◆ What is being asked
Reproduce the complete listing without any deviation.

◆ Given information
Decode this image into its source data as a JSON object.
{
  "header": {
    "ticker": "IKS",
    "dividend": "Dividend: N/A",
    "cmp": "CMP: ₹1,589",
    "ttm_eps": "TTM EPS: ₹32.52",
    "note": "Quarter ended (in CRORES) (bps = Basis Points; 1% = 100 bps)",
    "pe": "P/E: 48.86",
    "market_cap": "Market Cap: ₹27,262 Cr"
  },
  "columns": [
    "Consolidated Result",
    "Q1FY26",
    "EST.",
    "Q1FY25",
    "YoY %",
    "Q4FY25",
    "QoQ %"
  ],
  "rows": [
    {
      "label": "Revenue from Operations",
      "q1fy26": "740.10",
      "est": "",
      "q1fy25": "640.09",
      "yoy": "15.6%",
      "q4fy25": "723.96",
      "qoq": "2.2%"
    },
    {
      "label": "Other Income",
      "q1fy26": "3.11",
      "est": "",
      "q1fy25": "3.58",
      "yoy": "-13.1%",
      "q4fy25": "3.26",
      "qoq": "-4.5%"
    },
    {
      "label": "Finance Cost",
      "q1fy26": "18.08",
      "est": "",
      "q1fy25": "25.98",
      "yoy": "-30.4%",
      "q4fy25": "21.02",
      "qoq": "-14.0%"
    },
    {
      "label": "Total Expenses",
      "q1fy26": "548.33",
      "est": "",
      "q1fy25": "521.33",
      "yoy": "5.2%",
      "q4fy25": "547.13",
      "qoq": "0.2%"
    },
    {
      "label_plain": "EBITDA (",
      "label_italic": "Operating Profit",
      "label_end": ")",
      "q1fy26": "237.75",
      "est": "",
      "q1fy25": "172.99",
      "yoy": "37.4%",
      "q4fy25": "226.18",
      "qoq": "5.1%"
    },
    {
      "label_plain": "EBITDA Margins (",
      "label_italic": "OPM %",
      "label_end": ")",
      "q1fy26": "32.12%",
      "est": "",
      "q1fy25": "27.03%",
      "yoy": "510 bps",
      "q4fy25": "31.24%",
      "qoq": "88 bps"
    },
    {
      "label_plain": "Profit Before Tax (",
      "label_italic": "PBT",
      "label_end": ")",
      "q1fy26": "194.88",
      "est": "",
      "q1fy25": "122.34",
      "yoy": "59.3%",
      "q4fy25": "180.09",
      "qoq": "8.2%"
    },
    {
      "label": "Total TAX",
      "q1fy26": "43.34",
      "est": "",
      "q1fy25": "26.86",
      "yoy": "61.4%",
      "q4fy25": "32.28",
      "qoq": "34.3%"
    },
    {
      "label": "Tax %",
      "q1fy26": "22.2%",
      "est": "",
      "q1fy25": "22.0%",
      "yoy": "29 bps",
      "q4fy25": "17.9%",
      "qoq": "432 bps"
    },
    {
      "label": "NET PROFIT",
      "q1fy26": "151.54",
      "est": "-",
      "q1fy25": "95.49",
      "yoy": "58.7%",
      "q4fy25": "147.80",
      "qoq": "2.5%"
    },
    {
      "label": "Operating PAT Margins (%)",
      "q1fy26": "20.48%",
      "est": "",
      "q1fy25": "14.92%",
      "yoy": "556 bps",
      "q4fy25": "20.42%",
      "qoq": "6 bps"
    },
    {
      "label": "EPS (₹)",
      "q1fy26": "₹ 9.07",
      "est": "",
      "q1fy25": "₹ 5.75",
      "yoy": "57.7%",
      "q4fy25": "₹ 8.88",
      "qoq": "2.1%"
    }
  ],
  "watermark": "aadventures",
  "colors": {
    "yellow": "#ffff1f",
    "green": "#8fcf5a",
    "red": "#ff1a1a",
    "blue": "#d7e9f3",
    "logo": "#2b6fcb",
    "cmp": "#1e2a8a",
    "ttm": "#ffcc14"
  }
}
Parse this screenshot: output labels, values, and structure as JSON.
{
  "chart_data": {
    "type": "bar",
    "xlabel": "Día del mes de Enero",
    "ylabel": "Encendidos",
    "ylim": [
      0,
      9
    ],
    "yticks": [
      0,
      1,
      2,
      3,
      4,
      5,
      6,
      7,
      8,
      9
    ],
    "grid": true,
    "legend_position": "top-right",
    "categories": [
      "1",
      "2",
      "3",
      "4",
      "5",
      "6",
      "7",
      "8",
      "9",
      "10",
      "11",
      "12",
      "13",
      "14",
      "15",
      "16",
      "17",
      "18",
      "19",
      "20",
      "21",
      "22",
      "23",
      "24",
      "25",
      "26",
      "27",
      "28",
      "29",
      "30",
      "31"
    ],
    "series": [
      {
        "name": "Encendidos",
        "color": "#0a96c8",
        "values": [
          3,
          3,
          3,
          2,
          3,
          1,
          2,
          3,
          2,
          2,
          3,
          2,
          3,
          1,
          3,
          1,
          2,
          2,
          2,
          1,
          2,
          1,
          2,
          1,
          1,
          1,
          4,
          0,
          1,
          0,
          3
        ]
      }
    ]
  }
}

◆ Full answer
Decode this image into its source data as a JSON object.
{
  "header": {
    "ticker": "IKS",
    "dividend": "Dividend: N/A",
    "cmp": "CMP: ₹1,589",
    "ttm_eps": "TTM EPS: ₹32.52",
    "note": "Quarter ended (in CRORES) (bps = Basis Points; 1% = 100 bps)",
    "pe": "P/E: 48.86",
    "market_cap": "Market Cap: ₹27,262 Cr"
  },
  "columns": [
    "Consolidated Result",
    "Q1FY26",
    "EST.",
    "Q1FY25",
    "YoY %",
    "Q4FY25",
    "QoQ %"
  ],
  "rows": [
    {
      "label": "Revenue from Operations",
      "q1fy26": "740.10",
      "est": "",
      "q1fy25": "640.09",
      "yoy": "15.6%",
      "q4fy25": "723.96",
      "qoq": "2.2%"
    },
    {
      "label": "Other Income",
      "q1fy26": "3.11",
      "est": "",
      "q1fy25": "3.58",
      "yoy": "-13.1%",
      "q4fy25": "3.26",
      "qoq": "-4.5%"
    },
    {
      "label": "Finance Cost",
      "q1fy26": "18.08",
      "est": "",
      "q1fy25": "25.98",
      "yoy": "-30.4%",
      "q4fy25": "21.02",
      "qoq": "-14.0%"
    },
    {
      "label": "Total Expenses",
      "q1fy26": "548.33",
      "est": "",
      "q1fy25": "521.33",
      "yoy": "5.2%",
      "q4fy25": "547.13",
      "qoq": "0.2%"
    },
    {
      "label_plain": "EBITDA (",
      "label_italic": "Operating Profit",
      "label_end": ")",
      "q1fy26": "237.75",
      "est": "",
      "q1fy25": "172.99",
      "yoy": "37.4%",
      "q4fy25": "226.18",
      "qoq": "5.1%"
    },
    {
      "label_plain": "EBITDA Margins (",
      "label_italic": "OPM %",
      "label_end": ")",
      "q1fy26": "32.12%",
      "est": "",
      "q1fy25": "27.03%",
      "yoy": "510 bps",
      "q4fy25": "31.24%",
      "qoq": "88 bps"
    },
    {
      "label_plain": "Profit Before Tax (",
      "label_italic": "PBT",
      "label_end": ")",
      "q1fy26": "194.88",
      "est": "",
      "q1fy25": "122.34",
      "yoy": "59.3%",
      "q4fy25": "180.09",
      "qoq": "8.2%"
    },
    {
      "label": "Total TAX",
      "q1fy26": "43.34",
      "est": "",
      "q1fy25": "26.86",
      "yoy": "61.4%",
      "q4fy25": "32.28",
      "qoq": "34.3%"
    },
    {
      "label": "Tax %",
      "q1fy26": "22.2%",
      "est": "",
      "q1fy25": "22.0%",
      "yoy": "29 bps",
      "q4fy25": "17.9%",
      "qoq": "432 bps"
    },
    {
      "label": "NET PROFIT",
      "q1fy26": "151.54",
      "est": "-",
      "q1fy25": "95.49",
      "yoy": "58.7%",
      "q4fy25": "147.80",
      "qoq": "2.5%"
    },
    {
      "label": "Operating PAT Margins (%)",
      "q1fy26": "20.48%",
      "est": "",
      "q1fy25": "14.92%",
      "yoy": "556 bps",
      "q4fy25": "20.42%",
      "qoq": "6 bps"
    },
    {
      "label": "EPS (₹)",
      "q1fy26": "₹ 9.07",
      "est": "",
      "q1fy25": "₹ 5.75",
      "yoy": "57.7%",
      "q4fy25": "₹ 8.88",
      "qoq": "2.1%"
    }
  ],
  "watermark": "aadventures",
  "colors": {
    "yellow": "#ffff1f",
    "green": "#8fcf5a",
    "red": "#ff1a1a",
    "blue": "#d7e9f3",
    "logo": "#2b6fcb",
    "cmp": "#1e2a8a",
    "ttm": "#ffcc14"
  }
}
Parse this screenshot: output labels, values, and structure as JSON.
{
  "chart_data": {
    "type": "bar",
    "xlabel": "Día del mes de Enero",
    "ylabel": "Encendidos",
    "ylim": [
      0,
      9
    ],
    "yticks": [
      0,
      1,
      2,
      3,
      4,
      5,
      6,
      7,
      8,
      9
    ],
    "grid": true,
    "legend_position": "top-right",
    "categories": [
      "1",
      "2",
      "3",
      "4",
      "5",
      "6",
      "7",
      "8",
      "9",
      "10",
      "11",
      "12",
      "13",
      "14",
      "15",
      "16",
      "17",
      "18",
      "19",
      "20",
      "21",
      "22",
      "23",
      "24",
      "25",
      "26",
      "27",
      "28",
      "29",
      "30",
      "31"
    ],
    "series": [
      {
        "name": "Encendidos",
        "color": "#0a96c8",
        "values": [
          3,
          3,
          3,
          2,
          3,
          1,
          2,
          3,
          2,
          2,
          3,
          2,
          3,
          1,
          3,
          1,
          2,
          2,
          2,
          1,
          2,
          1,
          2,
          1,
          1,
          1,
          4,
          0,
          1,
          0,
          3
        ]
      }
    ]
  }
}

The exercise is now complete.